Reproduce the TF-IDF search engine text below in full, without changing anything.

__Provided text__:
◆ ◆ ◆ ◆ ◆
# **Search Engine**

##  Overview
implements  **TF-IDF (Term Frequency-Inverse Document Frequency)** search engine from scratch. 
It supports both **Arabic** and **English** documents and uses **Cosine Similarity** to rank search results.

###  Features
- **Bilingual Support**: Handles English and Arabic text.
- **PDF Processing**: Extracts text from PDF files automatically.
- **Vector Space Model**: Represents text as mathematical vectors.
- **Ranked Retrieval**: Returns the most relevant results first.

In [1]:
# Install required packages
!pip install flask nltk PyPDF2

'pip' is not recognized as an internal or external command,
operable program or batch file.


## **Step 2: Imports & Initialization**

In [2]:
import re
import math
import os
import glob
from collections import defaultdict

# PDF Handling
import PyPDF2

# NLP Libraries
import nltk
from nltk.corpus import stopwords
from nltk.stem import WordNetLemmatizer

## **Step 3: Text Preprocessing**

The quality of a search engine depends heavily on preprocessing. We perform:
1.  **Normalization**: Unifying character forms (especially for Arabic).
2.  **Tokenization**: Splitting text into words.
3.  **Stopword Removal**: Removing common words like "the", "in", "في", "من".
4.  **Lemmatization**: Converting words to their base form (e.g., "running" -> "run").

In [3]:
# ==========================================
# Configuration & Constants
# ==========================================

# Define Arabic Stopwords manually as they might be incomplete in NLTK
ARABIC_STOPWORDS = {
    "في", "على", "من", "إلى", "عن", "مع", "هذا", "هذه",
    "هو", "هي", "هم", "هن", "كان", "كانت", "يكون",
    "ما", "لا", "لم", "لن", "أن", "إن", "كل", "أي"
◆ ◆ ◆ ◆ ◆
__Given records__:

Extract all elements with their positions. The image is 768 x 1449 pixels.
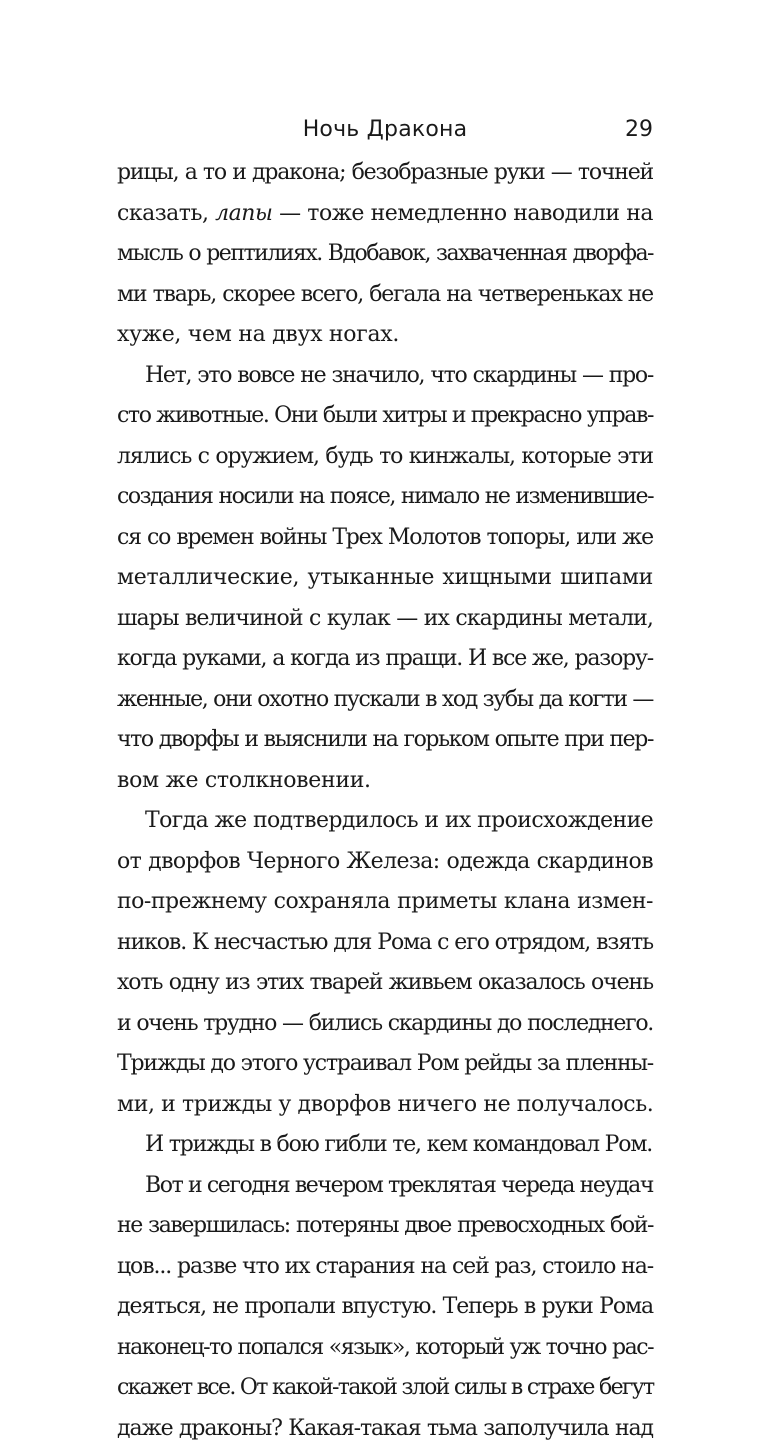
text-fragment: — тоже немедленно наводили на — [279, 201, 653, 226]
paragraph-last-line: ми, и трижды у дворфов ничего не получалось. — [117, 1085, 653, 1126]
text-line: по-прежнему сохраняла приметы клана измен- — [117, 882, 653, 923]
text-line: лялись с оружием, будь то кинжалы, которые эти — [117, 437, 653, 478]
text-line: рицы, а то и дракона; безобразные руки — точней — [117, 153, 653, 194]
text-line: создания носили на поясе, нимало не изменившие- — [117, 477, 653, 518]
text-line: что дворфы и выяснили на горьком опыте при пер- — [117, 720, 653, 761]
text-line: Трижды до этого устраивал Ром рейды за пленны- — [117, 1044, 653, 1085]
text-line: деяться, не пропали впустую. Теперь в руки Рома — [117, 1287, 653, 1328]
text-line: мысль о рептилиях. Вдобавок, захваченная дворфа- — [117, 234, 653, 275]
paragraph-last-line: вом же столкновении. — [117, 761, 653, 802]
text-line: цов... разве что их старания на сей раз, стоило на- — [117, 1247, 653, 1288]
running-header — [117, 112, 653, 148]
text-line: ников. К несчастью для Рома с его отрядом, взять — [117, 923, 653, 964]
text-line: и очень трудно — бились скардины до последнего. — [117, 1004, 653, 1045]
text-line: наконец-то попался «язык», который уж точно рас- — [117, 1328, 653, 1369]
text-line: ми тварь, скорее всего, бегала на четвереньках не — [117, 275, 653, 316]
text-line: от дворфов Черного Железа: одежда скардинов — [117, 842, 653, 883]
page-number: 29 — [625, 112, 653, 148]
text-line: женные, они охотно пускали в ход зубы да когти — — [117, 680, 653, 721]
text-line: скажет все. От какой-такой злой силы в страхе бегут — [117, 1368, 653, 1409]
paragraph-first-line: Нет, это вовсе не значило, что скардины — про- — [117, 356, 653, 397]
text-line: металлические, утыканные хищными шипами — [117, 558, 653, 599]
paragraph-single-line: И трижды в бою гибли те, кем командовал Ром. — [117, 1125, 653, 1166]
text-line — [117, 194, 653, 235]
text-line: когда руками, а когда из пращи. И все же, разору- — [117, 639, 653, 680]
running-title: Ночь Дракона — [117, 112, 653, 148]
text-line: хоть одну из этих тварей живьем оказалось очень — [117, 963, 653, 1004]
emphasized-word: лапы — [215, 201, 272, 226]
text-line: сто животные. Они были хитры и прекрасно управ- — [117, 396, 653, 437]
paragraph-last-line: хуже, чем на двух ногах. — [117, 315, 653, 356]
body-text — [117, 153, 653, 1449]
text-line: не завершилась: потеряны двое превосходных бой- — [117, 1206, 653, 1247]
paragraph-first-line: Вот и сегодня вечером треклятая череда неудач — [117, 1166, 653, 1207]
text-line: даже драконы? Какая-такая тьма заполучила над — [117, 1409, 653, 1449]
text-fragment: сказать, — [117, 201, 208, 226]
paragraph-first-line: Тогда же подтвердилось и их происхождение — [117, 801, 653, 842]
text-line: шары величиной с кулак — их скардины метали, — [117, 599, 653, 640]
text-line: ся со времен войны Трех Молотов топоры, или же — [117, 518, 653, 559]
◆ ◆ ◆ ◆ ◆
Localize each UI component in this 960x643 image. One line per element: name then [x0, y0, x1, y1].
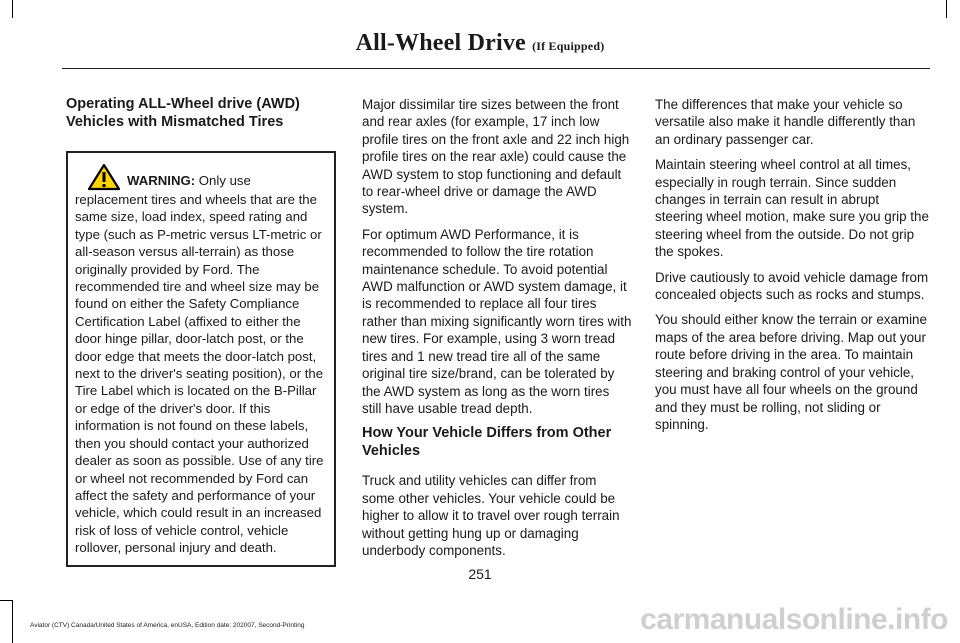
◆ ◆ ◆ ◆ ◆
__Exercise output__:
# **Search Engine**

##  Overview
implements  **TF-IDF (Term Frequency-Inverse Document Frequency)** search engine from scratch. 
It supports both **Arabic** and **English** documents and uses **Cosine Similarity** to rank search results.

###  Features
- **Bilingual Support**: Handles English and Arabic text.
- **PDF Processing**: Extracts text from PDF files automatically.
- **Vector Space Model**: Represents text as mathematical vectors.
- **Ranked Retrieval**: Returns the most relevant results first.

In [1]:
# Install required packages
!pip install flask nltk PyPDF2

'pip' is not recognized as an internal or external command,
operable program or batch file.


## **Step 2: Imports & Initialization**

In [2]:
import re
import math
import os
import glob
from collections import defaultdict

# PDF Handling
import PyPDF2

# NLP Libraries
import nltk
from nltk.corpus import stopwords
from nltk.stem import WordNetLemmatizer

## **Step 3: Text Preprocessing**

The quality of a search engine depends heavily on preprocessing. We perform:
1.  **Normalization**: Unifying character forms (especially for Arabic).
2.  **Tokenization**: Splitting text into words.
3.  **Stopword Removal**: Removing common words like "the", "in", "في", "من".
4.  **Lemmatization**: Converting words to their base form (e.g., "running" -> "run").

In [3]:
# ==========================================
# Configuration & Constants
# ==========================================

# Define Arabic Stopwords manually as they might be incomplete in NLTK
ARABIC_STOPWORDS = {
    "في", "على", "من", "إلى", "عن", "مع", "هذا", "هذه",
    "هو", "هي", "هم", "هن", "كان", "كانت", "يكون",
    "ما", "لا", "لم", "لن", "أن", "إن", "كل", "أي"